*EXERCISE AIM:*
Give the lines of every one of the records below as a numbered list, leaving out any blank lines.

*MATERIALS PROVIDED:*
§ §

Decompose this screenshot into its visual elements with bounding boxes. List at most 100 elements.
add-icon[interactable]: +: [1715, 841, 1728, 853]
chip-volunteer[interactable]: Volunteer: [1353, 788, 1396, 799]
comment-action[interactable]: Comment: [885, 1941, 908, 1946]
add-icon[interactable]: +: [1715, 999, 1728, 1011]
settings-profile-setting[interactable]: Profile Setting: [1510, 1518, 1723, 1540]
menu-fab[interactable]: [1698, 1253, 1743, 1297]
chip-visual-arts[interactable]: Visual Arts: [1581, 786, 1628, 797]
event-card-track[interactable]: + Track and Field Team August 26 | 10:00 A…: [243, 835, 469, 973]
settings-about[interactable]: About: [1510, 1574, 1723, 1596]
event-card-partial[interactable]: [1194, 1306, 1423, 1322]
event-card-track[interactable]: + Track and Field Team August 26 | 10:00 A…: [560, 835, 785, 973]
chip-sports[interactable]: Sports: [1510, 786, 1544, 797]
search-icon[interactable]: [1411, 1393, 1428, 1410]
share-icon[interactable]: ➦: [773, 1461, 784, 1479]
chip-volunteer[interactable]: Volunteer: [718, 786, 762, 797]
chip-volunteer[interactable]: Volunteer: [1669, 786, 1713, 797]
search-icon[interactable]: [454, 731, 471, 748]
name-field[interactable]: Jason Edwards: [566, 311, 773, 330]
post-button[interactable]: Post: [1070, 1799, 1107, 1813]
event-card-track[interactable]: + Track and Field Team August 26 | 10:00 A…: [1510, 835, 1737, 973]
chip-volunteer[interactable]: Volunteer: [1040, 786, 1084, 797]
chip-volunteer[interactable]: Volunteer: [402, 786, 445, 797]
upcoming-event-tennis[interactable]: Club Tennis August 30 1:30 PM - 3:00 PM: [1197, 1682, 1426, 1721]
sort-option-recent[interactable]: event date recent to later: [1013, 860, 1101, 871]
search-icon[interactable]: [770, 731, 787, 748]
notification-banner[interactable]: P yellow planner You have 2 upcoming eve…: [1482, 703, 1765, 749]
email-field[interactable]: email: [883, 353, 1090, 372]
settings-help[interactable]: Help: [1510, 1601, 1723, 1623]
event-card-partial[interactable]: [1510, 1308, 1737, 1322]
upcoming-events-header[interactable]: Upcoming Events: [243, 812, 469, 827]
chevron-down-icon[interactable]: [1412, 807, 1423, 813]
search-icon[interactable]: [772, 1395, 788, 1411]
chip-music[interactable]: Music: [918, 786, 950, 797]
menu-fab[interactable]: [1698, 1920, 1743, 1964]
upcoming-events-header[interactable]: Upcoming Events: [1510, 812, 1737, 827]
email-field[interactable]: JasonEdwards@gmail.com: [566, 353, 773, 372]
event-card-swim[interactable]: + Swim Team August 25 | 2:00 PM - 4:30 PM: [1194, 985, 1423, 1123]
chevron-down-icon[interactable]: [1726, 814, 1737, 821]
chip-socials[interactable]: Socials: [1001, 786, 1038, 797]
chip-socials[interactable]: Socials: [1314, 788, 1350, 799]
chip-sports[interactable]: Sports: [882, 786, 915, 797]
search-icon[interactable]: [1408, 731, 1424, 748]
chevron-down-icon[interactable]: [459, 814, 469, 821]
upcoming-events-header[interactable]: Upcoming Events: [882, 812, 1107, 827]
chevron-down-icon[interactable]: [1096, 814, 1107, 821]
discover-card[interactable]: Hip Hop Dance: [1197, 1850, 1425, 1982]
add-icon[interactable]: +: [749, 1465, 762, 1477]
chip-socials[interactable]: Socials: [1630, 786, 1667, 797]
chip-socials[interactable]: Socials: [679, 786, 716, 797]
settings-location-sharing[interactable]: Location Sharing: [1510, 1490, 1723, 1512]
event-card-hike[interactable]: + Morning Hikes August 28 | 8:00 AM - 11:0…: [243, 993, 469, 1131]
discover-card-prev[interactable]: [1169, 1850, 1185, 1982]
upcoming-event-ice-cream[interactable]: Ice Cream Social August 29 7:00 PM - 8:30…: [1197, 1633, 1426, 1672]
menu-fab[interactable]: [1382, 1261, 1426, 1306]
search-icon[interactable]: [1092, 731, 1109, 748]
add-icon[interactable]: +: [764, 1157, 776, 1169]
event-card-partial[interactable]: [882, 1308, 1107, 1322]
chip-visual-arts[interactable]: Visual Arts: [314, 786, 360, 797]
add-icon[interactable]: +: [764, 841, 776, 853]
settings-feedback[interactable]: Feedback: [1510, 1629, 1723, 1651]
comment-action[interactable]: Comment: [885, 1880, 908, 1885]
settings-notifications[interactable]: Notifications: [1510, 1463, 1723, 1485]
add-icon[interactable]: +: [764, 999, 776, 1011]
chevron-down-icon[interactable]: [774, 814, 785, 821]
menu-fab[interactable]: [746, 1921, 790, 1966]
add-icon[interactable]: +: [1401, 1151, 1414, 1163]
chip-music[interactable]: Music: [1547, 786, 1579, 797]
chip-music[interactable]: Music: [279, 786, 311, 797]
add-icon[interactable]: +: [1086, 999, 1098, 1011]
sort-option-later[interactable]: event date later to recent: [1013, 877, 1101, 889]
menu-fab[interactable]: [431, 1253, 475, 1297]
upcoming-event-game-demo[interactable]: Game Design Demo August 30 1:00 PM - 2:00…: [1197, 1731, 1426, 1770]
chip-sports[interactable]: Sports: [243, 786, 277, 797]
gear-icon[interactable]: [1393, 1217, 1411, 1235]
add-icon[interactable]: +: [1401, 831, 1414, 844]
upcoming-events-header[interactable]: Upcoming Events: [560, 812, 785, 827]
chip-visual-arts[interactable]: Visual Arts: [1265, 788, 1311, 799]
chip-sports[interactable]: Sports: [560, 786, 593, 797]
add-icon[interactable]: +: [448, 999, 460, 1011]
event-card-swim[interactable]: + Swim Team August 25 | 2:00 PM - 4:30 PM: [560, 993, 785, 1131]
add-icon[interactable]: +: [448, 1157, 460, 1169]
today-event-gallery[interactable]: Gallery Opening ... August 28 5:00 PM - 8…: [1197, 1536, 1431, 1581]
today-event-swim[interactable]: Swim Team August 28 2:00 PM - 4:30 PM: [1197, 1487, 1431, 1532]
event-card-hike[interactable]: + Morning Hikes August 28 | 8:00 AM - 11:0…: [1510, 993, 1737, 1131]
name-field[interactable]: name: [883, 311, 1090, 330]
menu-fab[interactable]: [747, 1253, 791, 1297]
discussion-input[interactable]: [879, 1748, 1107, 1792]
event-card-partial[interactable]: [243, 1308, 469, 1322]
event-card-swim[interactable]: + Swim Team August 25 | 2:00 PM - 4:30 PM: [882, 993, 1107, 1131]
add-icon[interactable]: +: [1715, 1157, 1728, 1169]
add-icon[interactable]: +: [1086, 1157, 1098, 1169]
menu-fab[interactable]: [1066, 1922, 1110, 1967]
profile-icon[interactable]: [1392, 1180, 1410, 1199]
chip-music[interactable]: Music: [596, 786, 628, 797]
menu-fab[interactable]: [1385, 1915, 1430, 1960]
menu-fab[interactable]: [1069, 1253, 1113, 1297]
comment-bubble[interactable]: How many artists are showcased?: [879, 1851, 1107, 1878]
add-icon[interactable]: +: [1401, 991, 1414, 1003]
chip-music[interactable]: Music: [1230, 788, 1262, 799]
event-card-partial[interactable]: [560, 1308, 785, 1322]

§ §

*SOLUTION FOR THIS EXERCISE:*
1. Decompose this screenshot into its visual elements with bounding boxes. List at most 100 elements.
2. add-icon[interactable]: +: [1715, 841, 1728, 853]
3. chip-volunteer[interactable]: Volunteer: [1353, 788, 1396, 799]
4. comment-action[interactable]: Comment: [885, 1941, 908, 1946]
5. add-icon[interactable]: +: [1715, 999, 1728, 1011]
6. settings-profile-setting[interactable]: Profile Setting: [1510, 1518, 1723, 1540]
7. menu-fab[interactable]: [1698, 1253, 1743, 1297]
8. chip-visual-arts[interactable]: Visual Arts: [1581, 786, 1628, 797]
9. event-card-track[interactable]: + Track and Field Team August 26 | 10:00 A…: [243, 835, 469, 973]
10. settings-about[interactable]: About: [1510, 1574, 1723, 1596]
11. event-card-partial[interactable]: [1194, 1306, 1423, 1322]
12. event-card-track[interactable]: + Track and Field Team August 26 | 10:00 A…: [560, 835, 785, 973]
13. chip-sports[interactable]: Sports: [1510, 786, 1544, 797]
14. search-icon[interactable]: [1411, 1393, 1428, 1410]
15. share-icon[interactable]: ➦: [773, 1461, 784, 1479]
16. chip-volunteer[interactable]: Volunteer: [718, 786, 762, 797]
17. chip-volunteer[interactable]: Volunteer: [1669, 786, 1713, 797]
18. search-icon[interactable]: [454, 731, 471, 748]
19. name-field[interactable]: Jason Edwards: [566, 311, 773, 330]
20. post-button[interactable]: Post: [1070, 1799, 1107, 1813]
21. event-card-track[interactable]: + Track and Field Team August 26 | 10:00 A…: [1510, 835, 1737, 973]
22. chip-volunteer[interactable]: Volunteer: [1040, 786, 1084, 797]
23. chip-volunteer[interactable]: Volunteer: [402, 786, 445, 797]
24. upcoming-event-tennis[interactable]: Club Tennis August 30 1:30 PM - 3:00 PM: [1197, 1682, 1426, 1721]
25. sort-option-recent[interactable]: event date recent to later: [1013, 860, 1101, 871]
26. search-icon[interactable]: [770, 731, 787, 748]
27. notification-banner[interactable]: P yellow planner You have 2 upcoming eve…: [1482, 703, 1765, 749]
28. email-field[interactable]: email: [883, 353, 1090, 372]
29. settings-help[interactable]: Help: [1510, 1601, 1723, 1623]
30. event-card-partial[interactable]: [1510, 1308, 1737, 1322]
31. upcoming-events-header[interactable]: Upcoming Events: [243, 812, 469, 827]
32. chevron-down-icon[interactable]: [1412, 807, 1423, 813]
33. search-icon[interactable]: [772, 1395, 788, 1411]
34. chip-music[interactable]: Music: [918, 786, 950, 797]
35. menu-fab[interactable]: [1698, 1920, 1743, 1964]
36. upcoming-events-header[interactable]: Upcoming Events: [1510, 812, 1737, 827]
37. email-field[interactable]: JasonEdwards@gmail.com: [566, 353, 773, 372]
38. event-card-swim[interactable]: + Swim Team August 25 | 2:00 PM - 4:30 PM: [1194, 985, 1423, 1123]
39. chevron-down-icon[interactable]: [1726, 814, 1737, 821]
40. chip-socials[interactable]: Socials: [1001, 786, 1038, 797]
41. chip-socials[interactable]: Socials: [1314, 788, 1350, 799]
42. chip-sports[interactable]: Sports: [882, 786, 915, 797]
43. search-icon[interactable]: [1408, 731, 1424, 748]
44. chevron-down-icon[interactable]: [459, 814, 469, 821]
45. upcoming-events-header[interactable]: Upcoming Events: [882, 812, 1107, 827]
46. chevron-down-icon[interactable]: [1096, 814, 1107, 821]
47. discover-card[interactable]: Hip Hop Dance: [1197, 1850, 1425, 1982]
48. add-icon[interactable]: +: [749, 1465, 762, 1477]
49. chip-socials[interactable]: Socials: [1630, 786, 1667, 797]
50. chip-socials[interactable]: Socials: [679, 786, 716, 797]
51. settings-location-sharing[interactable]: Location Sharing: [1510, 1490, 1723, 1512]
52. event-card-hike[interactable]: + Morning Hikes August 28 | 8:00 AM - 11:0…: [243, 993, 469, 1131]
53. discover-card-prev[interactable]: [1169, 1850, 1185, 1982]
54. upcoming-event-ice-cream[interactable]: Ice Cream Social August 29 7:00 PM - 8:30…: [1197, 1633, 1426, 1672]
55. menu-fab[interactable]: [1382, 1261, 1426, 1306]
56. search-icon[interactable]: [1092, 731, 1109, 748]
57. add-icon[interactable]: +: [764, 1157, 776, 1169]
58. event-card-partial[interactable]: [882, 1308, 1107, 1322]
59. chip-visual-arts[interactable]: Visual Arts: [314, 786, 360, 797]
60. add-icon[interactable]: +: [764, 841, 776, 853]
61. settings-feedback[interactable]: Feedback: [1510, 1629, 1723, 1651]
62. comment-action[interactable]: Comment: [885, 1880, 908, 1885]
63. settings-notifications[interactable]: Notifications: [1510, 1463, 1723, 1485]
64. add-icon[interactable]: +: [764, 999, 776, 1011]
65. chevron-down-icon[interactable]: [774, 814, 785, 821]
66. menu-fab[interactable]: [746, 1921, 790, 1966]
67. add-icon[interactable]: +: [1401, 1151, 1414, 1163]
68. chip-music[interactable]: Music: [1547, 786, 1579, 797]
69. chip-music[interactable]: Music: [279, 786, 311, 797]
70. add-icon[interactable]: +: [1086, 999, 1098, 1011]
71. sort-option-later[interactable]: event date later to recent: [1013, 877, 1101, 889]
72. menu-fab[interactable]: [431, 1253, 475, 1297]
73. upcoming-event-game-demo[interactable]: Game Design Demo August 30 1:00 PM - 2:00…: [1197, 1731, 1426, 1770]
74. chip-sports[interactable]: Sports: [243, 786, 277, 797]
75. gear-icon[interactable]: [1393, 1217, 1411, 1235]
76. add-icon[interactable]: +: [1401, 831, 1414, 844]
77. upcoming-events-header[interactable]: Upcoming Events: [560, 812, 785, 827]
78. chip-visual-arts[interactable]: Visual Arts: [1265, 788, 1311, 799]
79. chip-sports[interactable]: Sports: [560, 786, 593, 797]
80. add-icon[interactable]: +: [448, 999, 460, 1011]
81. event-card-swim[interactable]: + Swim Team August 25 | 2:00 PM - 4:30 PM: [560, 993, 785, 1131]
82. add-icon[interactable]: +: [448, 1157, 460, 1169]
83. today-event-gallery[interactable]: Gallery Opening ... August 28 5:00 PM - 8…: [1197, 1536, 1431, 1581]
84. today-event-swim[interactable]: Swim Team August 28 2:00 PM - 4:30 PM: [1197, 1487, 1431, 1532]
85. event-card-hike[interactable]: + Morning Hikes August 28 | 8:00 AM - 11:0…: [1510, 993, 1737, 1131]
86. name-field[interactable]: name: [883, 311, 1090, 330]
87. menu-fab[interactable]: [747, 1253, 791, 1297]
88. discussion-input[interactable]: [879, 1748, 1107, 1792]
89. event-card-partial[interactable]: [243, 1308, 469, 1322]
90. event-card-swim[interactable]: + Swim Team August 25 | 2:00 PM - 4:30 PM: [882, 993, 1107, 1131]
91. add-icon[interactable]: +: [1715, 1157, 1728, 1169]
92. add-icon[interactable]: +: [1086, 1157, 1098, 1169]
93. menu-fab[interactable]: [1066, 1922, 1110, 1967]
94. profile-icon[interactable]: [1392, 1180, 1410, 1199]
95. chip-music[interactable]: Music: [596, 786, 628, 797]
96. menu-fab[interactable]: [1385, 1915, 1430, 1960]
97. menu-fab[interactable]: [1069, 1253, 1113, 1297]
98. comment-bubble[interactable]: How many artists are showcased?: [879, 1851, 1107, 1878]
99. add-icon[interactable]: +: [1401, 991, 1414, 1003]
100. chip-music[interactable]: Music: [1230, 788, 1262, 799]
101. event-card-partial[interactable]: [560, 1308, 785, 1322]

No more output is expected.